EXERCISE -
Go over the listing below line by line and tally those containing "które". Give only the tally.
-------- DATA LINES --------
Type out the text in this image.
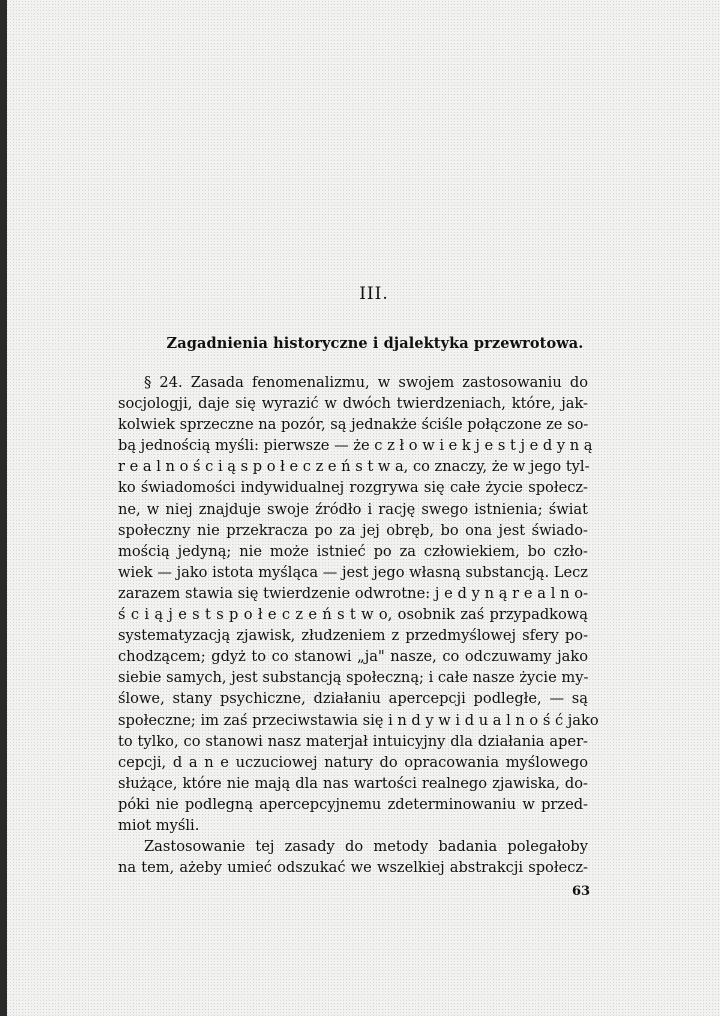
III.
Zagadnienia historyczne i djalektyka przewrotowa.
§ 24. Zasada fenomenalizmu, w swojem zastosowaniu do
socjologji, daje się wyrazić w dwóch twierdzeniach, które, jak-
kolwiek sprzeczne na pozór, są jednakże ściśle połączone ze so-
bą jednością myśli: pierwsze — że c z ł o w i e k j e s t j e d y n ą
r e a l n o ś c i ą s p o ł e c z e ń s t w a, co znaczy, że w jego tyl-
ko świadomości indywidualnej rozgrywa się całe życie społecz-
ne, w niej znajduje swoje źródło i rację swego istnienia; świat
społeczny nie przekracza po za jej obręb, bo ona jest świado-
mością jedyną; nie może istnieć po za człowiekiem, bo czło-
wiek — jako istota myśląca — jest jego własną substancją. Lecz
zarazem stawia się twierdzenie odwrotne: j e d y n ą r e a l n o-
ś c i ą j e s t s p o ł e c z e ń s t w o, osobnik zaś przypadkową
systematyzacją zjawisk, złudzeniem z przedmyślowej sfery po-
chodzącem; gdyż to co stanowi „ja" nasze, co odczuwamy jako
siebie samych, jest substancją społeczną; i całe nasze życie my-
ślowe, stany psychiczne, działaniu apercepcji podległe, — są
społeczne; im zaś przeciwstawia się i n d y w i d u a l n o ś ć jako
to tylko, co stanowi nasz materjał intuicyjny dla działania aper-
cepcji, d a n e uczuciowej natury do opracowania myślowego
służące, które nie mają dla nas wartości realnego zjawiska, do-
póki nie podlegną apercepcyjnemu zdeterminowaniu w przed-
miot myśli.
Zastosowanie tej zasady do metody badania polegałoby
na tem, ażeby umieć odszukać we wszelkiej abstrakcji społecz-
63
--------
REPLY -
2